* [Passage]:
■ ■ ■ ■ ■ ■ ■

- Genre: Police procedural; Action drama;
- Created by: Pietro Valsecchi and Simone De Rita
- Starring: Isabella Ferrari; Ricky Memphis; Giorgio Tirabassi; Lorenzo Flaherty; Simone Corrente; Serena Bonanno; Roberto Nobile; Gianni Ferreri; Daniela Morozzi; Marco Marzocca; Cristina Moglia; Claudia Pandolfi; Giorgio Pasotti; Francesco Vitiello; Giulia Bevilacqua; Giampaolo Morelli; Francesca Inaudi; Enrico Silvestrin; Massimo Dapporto; Max Giusti; Anna Foglietta; Stefano Pesce; Flavio Parenti; Lucilla Agosti; Dino Abbrescia; Maria Sole Mansutti; Gianluca Bazzoli; Andrea Renzi; Paolo Calabresi; Maria Amelia Monti;
- Country of origin: Italy
- No. of seasons: 11
- No. of episodes: 282

Production
- Running time: 45 - 50 min (episode)

■ ■ ■ ■ ■ ■ ■

* [Extracted entries]:
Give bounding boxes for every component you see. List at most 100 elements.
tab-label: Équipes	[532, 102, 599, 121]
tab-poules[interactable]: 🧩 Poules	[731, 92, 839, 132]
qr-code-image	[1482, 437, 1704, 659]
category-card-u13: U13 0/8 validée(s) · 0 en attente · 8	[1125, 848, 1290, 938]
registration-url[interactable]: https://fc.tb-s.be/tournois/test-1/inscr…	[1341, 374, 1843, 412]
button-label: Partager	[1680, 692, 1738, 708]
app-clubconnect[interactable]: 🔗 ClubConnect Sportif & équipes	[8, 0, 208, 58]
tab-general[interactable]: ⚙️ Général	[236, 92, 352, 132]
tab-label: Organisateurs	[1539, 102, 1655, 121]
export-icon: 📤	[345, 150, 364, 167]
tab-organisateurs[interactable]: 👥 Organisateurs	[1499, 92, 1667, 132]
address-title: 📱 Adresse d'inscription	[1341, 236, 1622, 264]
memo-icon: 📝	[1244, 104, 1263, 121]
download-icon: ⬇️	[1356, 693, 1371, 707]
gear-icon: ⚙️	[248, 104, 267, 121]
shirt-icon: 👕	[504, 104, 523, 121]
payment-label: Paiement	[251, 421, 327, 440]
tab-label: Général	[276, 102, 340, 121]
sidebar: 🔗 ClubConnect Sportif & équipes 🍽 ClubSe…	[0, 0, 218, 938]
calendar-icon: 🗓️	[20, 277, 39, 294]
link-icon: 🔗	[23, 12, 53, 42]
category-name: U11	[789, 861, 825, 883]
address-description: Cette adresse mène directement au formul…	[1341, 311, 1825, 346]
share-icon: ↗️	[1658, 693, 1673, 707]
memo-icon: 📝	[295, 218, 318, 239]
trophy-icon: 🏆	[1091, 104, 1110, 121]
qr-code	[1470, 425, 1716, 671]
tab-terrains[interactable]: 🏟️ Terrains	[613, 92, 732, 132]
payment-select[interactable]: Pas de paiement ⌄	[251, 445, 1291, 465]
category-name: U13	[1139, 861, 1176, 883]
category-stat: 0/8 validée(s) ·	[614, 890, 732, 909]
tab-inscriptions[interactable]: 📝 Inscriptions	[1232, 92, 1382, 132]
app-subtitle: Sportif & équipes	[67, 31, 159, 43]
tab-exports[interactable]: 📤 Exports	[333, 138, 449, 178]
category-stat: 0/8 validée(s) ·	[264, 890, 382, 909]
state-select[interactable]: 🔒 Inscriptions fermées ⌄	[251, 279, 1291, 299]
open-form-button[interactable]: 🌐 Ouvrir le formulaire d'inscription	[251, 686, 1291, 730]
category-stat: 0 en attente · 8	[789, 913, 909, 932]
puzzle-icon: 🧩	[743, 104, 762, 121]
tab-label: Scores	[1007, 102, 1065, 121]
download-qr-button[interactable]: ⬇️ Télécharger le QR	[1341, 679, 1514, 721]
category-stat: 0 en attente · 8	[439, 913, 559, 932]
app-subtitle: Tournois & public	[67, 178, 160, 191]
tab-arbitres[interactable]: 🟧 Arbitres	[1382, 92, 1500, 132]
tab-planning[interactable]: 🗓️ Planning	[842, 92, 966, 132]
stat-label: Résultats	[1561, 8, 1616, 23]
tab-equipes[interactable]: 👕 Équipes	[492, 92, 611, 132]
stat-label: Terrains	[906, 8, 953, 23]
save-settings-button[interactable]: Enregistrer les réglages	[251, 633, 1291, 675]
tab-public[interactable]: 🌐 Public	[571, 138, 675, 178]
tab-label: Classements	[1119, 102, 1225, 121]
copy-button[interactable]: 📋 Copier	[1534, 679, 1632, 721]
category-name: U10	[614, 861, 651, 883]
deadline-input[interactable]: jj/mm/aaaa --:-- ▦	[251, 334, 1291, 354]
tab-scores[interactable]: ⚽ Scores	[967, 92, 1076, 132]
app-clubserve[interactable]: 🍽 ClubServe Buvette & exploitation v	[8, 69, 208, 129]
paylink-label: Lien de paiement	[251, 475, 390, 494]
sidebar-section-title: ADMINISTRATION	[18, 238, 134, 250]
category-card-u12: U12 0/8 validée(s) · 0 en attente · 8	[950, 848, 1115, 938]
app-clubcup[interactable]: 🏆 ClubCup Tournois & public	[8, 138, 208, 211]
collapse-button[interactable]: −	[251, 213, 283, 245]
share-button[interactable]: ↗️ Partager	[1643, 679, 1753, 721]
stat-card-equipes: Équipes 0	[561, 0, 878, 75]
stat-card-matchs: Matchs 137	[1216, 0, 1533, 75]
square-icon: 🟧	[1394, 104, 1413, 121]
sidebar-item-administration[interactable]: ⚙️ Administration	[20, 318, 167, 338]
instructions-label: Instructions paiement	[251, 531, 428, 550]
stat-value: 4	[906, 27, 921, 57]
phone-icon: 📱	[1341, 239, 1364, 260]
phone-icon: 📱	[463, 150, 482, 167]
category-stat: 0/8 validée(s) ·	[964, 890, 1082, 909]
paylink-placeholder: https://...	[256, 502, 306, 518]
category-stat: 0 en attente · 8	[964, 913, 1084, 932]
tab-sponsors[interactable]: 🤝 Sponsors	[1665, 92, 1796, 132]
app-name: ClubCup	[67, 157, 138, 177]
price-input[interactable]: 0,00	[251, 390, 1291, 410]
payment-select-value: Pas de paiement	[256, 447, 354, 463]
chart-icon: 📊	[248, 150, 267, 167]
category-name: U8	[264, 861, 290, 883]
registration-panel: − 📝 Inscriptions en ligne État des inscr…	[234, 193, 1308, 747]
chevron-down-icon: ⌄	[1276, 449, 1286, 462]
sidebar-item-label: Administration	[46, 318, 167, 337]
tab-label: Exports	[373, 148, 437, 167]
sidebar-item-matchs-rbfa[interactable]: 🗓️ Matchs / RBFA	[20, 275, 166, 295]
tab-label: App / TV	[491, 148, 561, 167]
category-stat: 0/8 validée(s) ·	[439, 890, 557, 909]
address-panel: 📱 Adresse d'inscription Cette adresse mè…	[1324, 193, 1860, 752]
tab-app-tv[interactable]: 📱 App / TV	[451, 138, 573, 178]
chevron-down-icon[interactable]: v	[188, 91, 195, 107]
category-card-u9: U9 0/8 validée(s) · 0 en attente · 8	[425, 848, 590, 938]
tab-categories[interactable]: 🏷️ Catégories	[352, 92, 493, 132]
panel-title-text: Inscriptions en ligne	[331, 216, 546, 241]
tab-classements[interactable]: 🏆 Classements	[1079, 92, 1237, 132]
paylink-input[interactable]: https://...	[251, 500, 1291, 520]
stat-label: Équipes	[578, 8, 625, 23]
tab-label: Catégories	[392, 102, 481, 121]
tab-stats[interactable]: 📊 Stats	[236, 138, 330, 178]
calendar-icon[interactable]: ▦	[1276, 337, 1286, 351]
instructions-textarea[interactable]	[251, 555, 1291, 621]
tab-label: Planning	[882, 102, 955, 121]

■ ■ ■ ■ ■ ■ ■

* [Your instructions]:
Write out the Italian police drama listing in full, word for word, with nothing changed or left out.

* [Solution to this exercise]:
- Genre: Police procedural; Action drama;
- Created by: Pietro Valsecchi and Simone De Rita
- Starring: Isabella Ferrari; Ricky Memphis; Giorgio Tirabassi; Lorenzo Flaherty; Simone Corrente; Serena Bonanno; Roberto Nobile; Gianni Ferreri; Daniela Morozzi; Marco Marzocca; Cristina Moglia; Claudia Pandolfi; Giorgio Pasotti; Francesco Vitiello; Giulia Bevilacqua; Giampaolo Morelli; Francesca Inaudi; Enrico Silvestrin; Massimo Dapporto; Max Giusti; Anna Foglietta; Stefano Pesce; Flavio Parenti; Lucilla Agosti; Dino Abbrescia; Maria Sole Mansutti; Gianluca Bazzoli; Andrea Renzi; Paolo Calabresi; Maria Amelia Monti;
- Country of origin: Italy
- No. of seasons: 11
- No. of episodes: 282

Production
- Running time: 45 - 50 min (episode)